— STATED TASK —
Exactly as written, please set down all of the entries again, with no pictures.

━━━━━━━━━━━━━━━━

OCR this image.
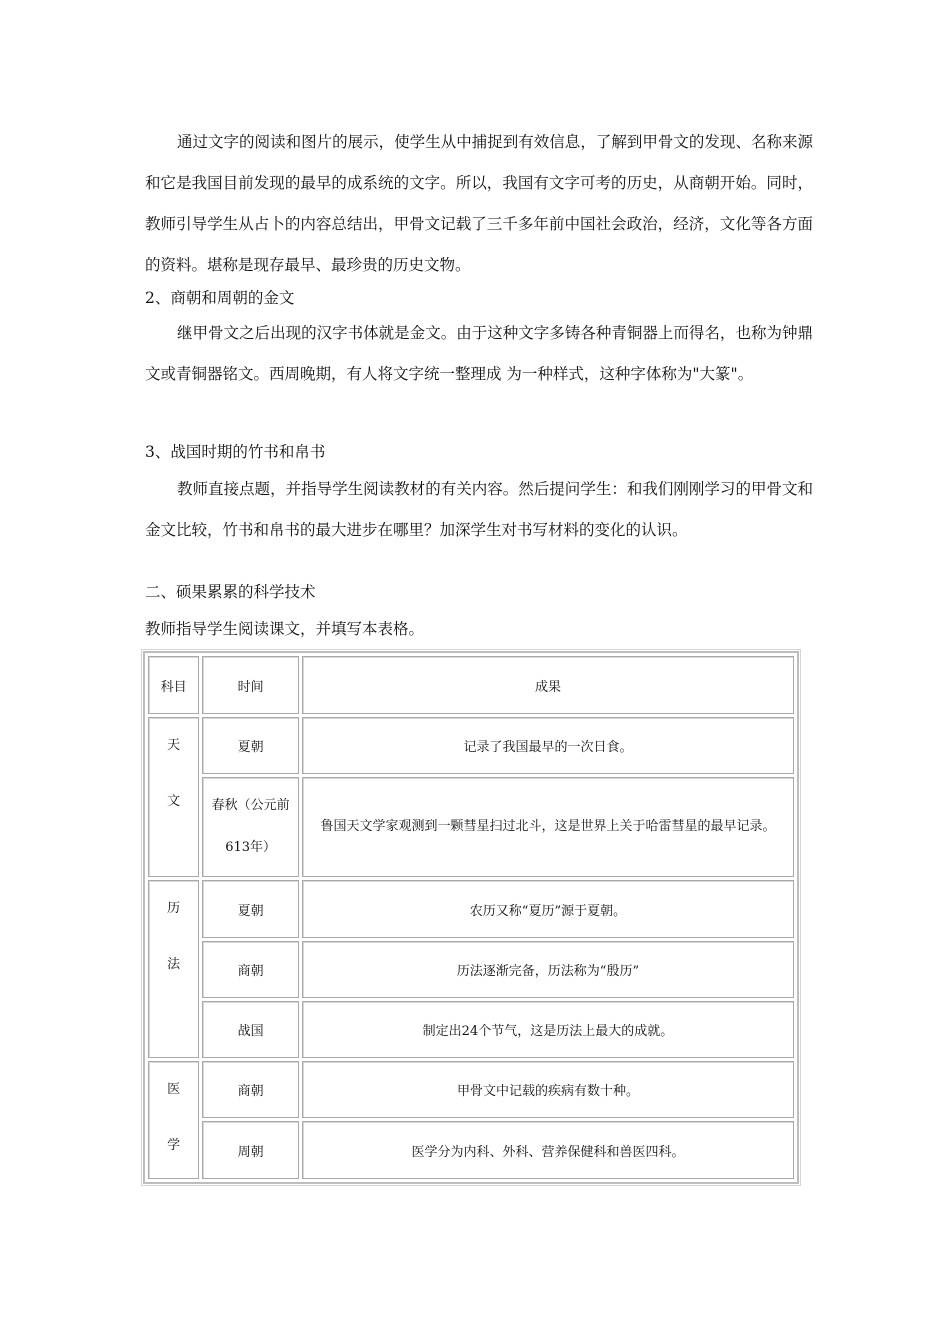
通过文字的阅读和图片的展示，使学生从中捕捉到有效信息，了解到甲骨文的发现、名称来源和它是我国目前发现的最早的成系统的文字。所以，我国有文字可考的历史，从商朝开始。同时，教师引导学生从占卜的内容总结出，甲骨文记载了三千多年前中国社会政治，经济，文化等各方面的资料。堪称是现存最早、最珍贵的历史文物。

2、商朝和周朝的金文

继甲骨文之后出现的汉字书体就是金文。由于这种文字多铸各种青铜器上而得名，也称为钟鼎文或青铜器铭文。西周晚期，有人将文字统一整理成 为一种样式，这种字体称为"大篆"。

3、战国时期的竹书和帛书

教师直接点题，并指导学生阅读教材的有关内容。然后提问学生：和我们刚刚学习的甲骨文和金文比较，竹书和帛书的最大进步在哪里？加深学生对书写材料的变化的认识。

二、硕果累累的科学技术

教师指导学生阅读课文，并填写本表格。

科目	时间	成果

天
文	夏朝	记录了我国最早的一次日食。
	春秋（公元前613年）	鲁国天文学家观测到一颗彗星扫过北斗，这是世界上关于哈雷彗星的最早记录。

历
法	夏朝	农历又称“夏历”源于夏朝。
	商朝	历法逐渐完备，历法称为“殷历”
	战国	制定出24个节气，这是历法上最大的成就。

医
学	商朝	甲骨文中记载的疾病有数十种。
	周朝	医学分为内科、外科、营养保健科和兽医四科。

━━━━━━━━━━━━━━━━

— FINAL RESULT —
OCR this image.
通过文字的阅读和图片的展示，使学生从中捕捉到有效信息，了解到甲骨文的发现、名称来源和它是我国目前发现的最早的成系统的文字。所以，我国有文字可考的历史，从商朝开始。同时，教师引导学生从占卜的内容总结出，甲骨文记载了三千多年前中国社会政治，经济，文化等各方面的资料。堪称是现存最早、最珍贵的历史文物。

2、商朝和周朝的金文

继甲骨文之后出现的汉字书体就是金文。由于这种文字多铸各种青铜器上而得名，也称为钟鼎文或青铜器铭文。西周晚期，有人将文字统一整理成 为一种样式，这种字体称为"大篆"。

3、战国时期的竹书和帛书

教师直接点题，并指导学生阅读教材的有关内容。然后提问学生：和我们刚刚学习的甲骨文和金文比较，竹书和帛书的最大进步在哪里？加深学生对书写材料的变化的认识。

二、硕果累累的科学技术

教师指导学生阅读课文，并填写本表格。

科目	时间	成果

天
文	夏朝	记录了我国最早的一次日食。
	春秋（公元前613年）	鲁国天文学家观测到一颗彗星扫过北斗，这是世界上关于哈雷彗星的最早记录。

历
法	夏朝	农历又称“夏历”源于夏朝。
	商朝	历法逐渐完备，历法称为“殷历”
	战国	制定出24个节气，这是历法上最大的成就。

医
学	商朝	甲骨文中记载的疾病有数十种。
	周朝	医学分为内科、外科、营养保健科和兽医四科。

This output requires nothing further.